Read through the data and count the lines that contain the string "allylic"; give only the result.

#### Dataset extract

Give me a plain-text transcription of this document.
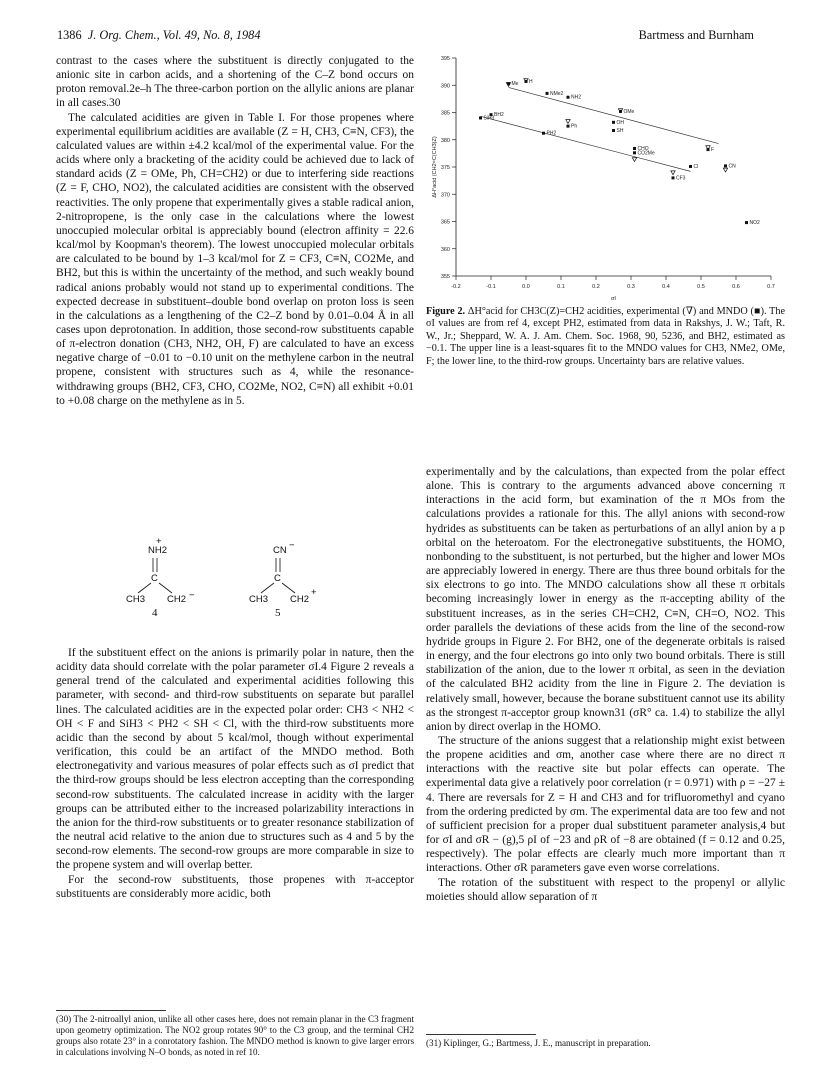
1386 J. Org. Chem., Vol. 49, No. 8, 1984	Bartmess and Burnham

contrast to the cases where the substituent is directly conjugated to the anionic site in carbon acids, and a shortening of the C–Z bond occurs on proton removal.2e–h The three-carbon portion on the allylic anions are planar in all cases.30

The calculated acidities are given in Table I. For those propenes where experimental equilibrium acidities are available (Z = H, CH3, C≡N, CF3), the calculated values are within ±4.2 kcal/mol of the experimental value. For the acids where only a bracketing of the acidity could be achieved due to lack of standard acids (Z = OMe, Ph, CH=CH2) or due to interfering side reactions (Z = F, CHO, NO2), the calculated acidities are consistent with the observed reactivities. The only propene that experimentally gives a stable radical anion, 2-nitropropene, is the only case in the calculations where the lowest unoccupied molecular orbital is appreciably bound (electron affinity = 22.6 kcal/mol by Koopman's theorem). The lowest unoccupied molecular orbitals are calculated to be bound by 1–3 kcal/mol for Z = CF3, C≡N, CO2Me, and BH2, but this is within the uncertainty of the method, and such weakly bound radical anions probably would not stand up to experimental conditions. The expected decrease in substituent–double bond overlap on proton loss is seen in the calculations as a lengthening of the C2–Z bond by 0.01–0.04 Å in all cases upon deprotonation. In addition, those second-row substituents capable of π-electron donation (CH3, NH2, OH, F) are calculated to have an excess negative charge of −0.01 to −0.10 unit on the methylene carbon in the neutral propene, consistent with structures such as 4, while the resonance-withdrawing groups (BH2, CF3, CHO, CO2Me, NO2, C≡N) all exhibit +0.01 to +0.08 charge on the methylene as in 5.

+
NH2
C
CH3 CH2 −
4
CN −
C
CH3 CH2
+
5

If the substituent effect on the anions is primarily polar in nature, then the acidity data should correlate with the polar parameter σI.4 Figure 2 reveals a general trend of the calculated and experimental acidities following this parameter, with second- and third-row substituents on separate but parallel lines. The calculated acidities are in the expected polar order: CH3 < NH2 < OH < F and SiH3 < PH2 < SH < Cl, with the third-row substituents more acidic than the second by about 5 kcal/mol, though without experimental verification, this could be an artifact of the MNDO method. Both electronegativity and various measures of polar effects such as σI predict that the third-row groups should be less electron accepting than the corresponding second-row substituents. The calculated increase in acidity with the larger groups can be attributed either to the increased polarizability interactions in the anion for the third-row substituents or to greater resonance stabilization of the neutral acid relative to the anion due to structures such as 4 and 5 by the second-row elements. The second-row groups are more comparable in size to the propene system and will overlap better.

For the second-row substituents, those propenes with π-acceptor substituents are considerably more acidic, both

(30) The 2-nitroallyl anion, unlike all other cases here, does not remain planar in the C3 fragment upon geometry optimization. The NO2 group rotates 90° to the C3 group, and the terminal CH2 groups also rotate 23° in a conrotatory fashion. The MNDO method is known to give larger errors in calculations involving N–O bonds, as noted in ref 10.
-0.2	-0.1	0.0	0.1	0.2	0.3	0.4	0.5	0.6	0.7
355
360
365
370
375
380
385
390
395
NMe2
OH
NH2
OMe
F
BH2
SiH3
Ph
PH2	SH
CHO
CO2Me
Cl
CF3
CN
NO2
H
Me
σI
ΔH°acid (CH2=C(CH3)Z)
Figure 2. ΔH°acid for CH3C(Z)=CH2 acidities, experimental (∇) and MNDO (■). The σI values are from ref 4, except PH2, estimated from data in Rakshys, J. W.; Taft, R. W., Jr.; Sheppard, W. A. J. Am. Chem. Soc. 1968, 90, 5236, and BH2, estimated as −0.1. The upper line is a least-squares fit to the MNDO values for CH3, NMe2, OMe, F; the lower line, to the third-row groups. Uncertainty bars are relative values.

experimentally and by the calculations, than expected from the polar effect alone. This is contrary to the arguments advanced above concerning π interactions in the acid form, but examination of the π MOs from the calculations provides a rationale for this. The allyl anions with second-row hydrides as substituents can be taken as perturbations of an allyl anion by a p orbital on the heteroatom. For the electronegative substituents, the HOMO, nonbonding to the substituent, is not perturbed, but the higher and lower MOs are appreciably lowered in energy. There are thus three bound orbitals for the six electrons to go into. The MNDO calculations show all these π orbitals becoming increasingly lower in energy as the π-accepting ability of the substituent increases, as in the series CH=CH2, C≡N, CH=O, NO2. This order parallels the deviations of these acids from the line of the second-row hydride groups in Figure 2. For BH2, one of the degenerate orbitals is raised in energy, and the four electrons go into only two bound orbitals. There is still stabilization of the anion, due to the lower π orbital, as seen in the deviation of the calculated BH2 acidity from the line in Figure 2. The deviation is relatively small, however, because the borane substituent cannot use its ability as the strongest π-acceptor group known31 (σR° ca. 1.4) to stabilize the allyl anion by direct overlap in the HOMO.

The structure of the anions suggest that a relationship might exist between the propene acidities and σm, another case where there are no direct π interactions with the reactive site but polar effects can operate. The experimental data give a relatively poor correlation (r = 0.971) with ρ = −27 ± 4. There are reversals for Z = H and CH3 and for trifluoromethyl and cyano from the ordering predicted by σm. The experimental data are too few and not of sufficient precision for a proper dual substituent parameter analysis,4 but for σI and σR − (g),5 ρI of −23 and ρR of −8 are obtained (f = 0.12 and 0.25, respectively). The polar effects are clearly much more important than π interactions. Other σR parameters gave even worse correlations.

The rotation of the substituent with respect to the propenyl or allylic moieties should allow separation of π

(31) Kiplinger, G.; Bartmess, J. E., manuscript in preparation.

########

_Solution to this task_
2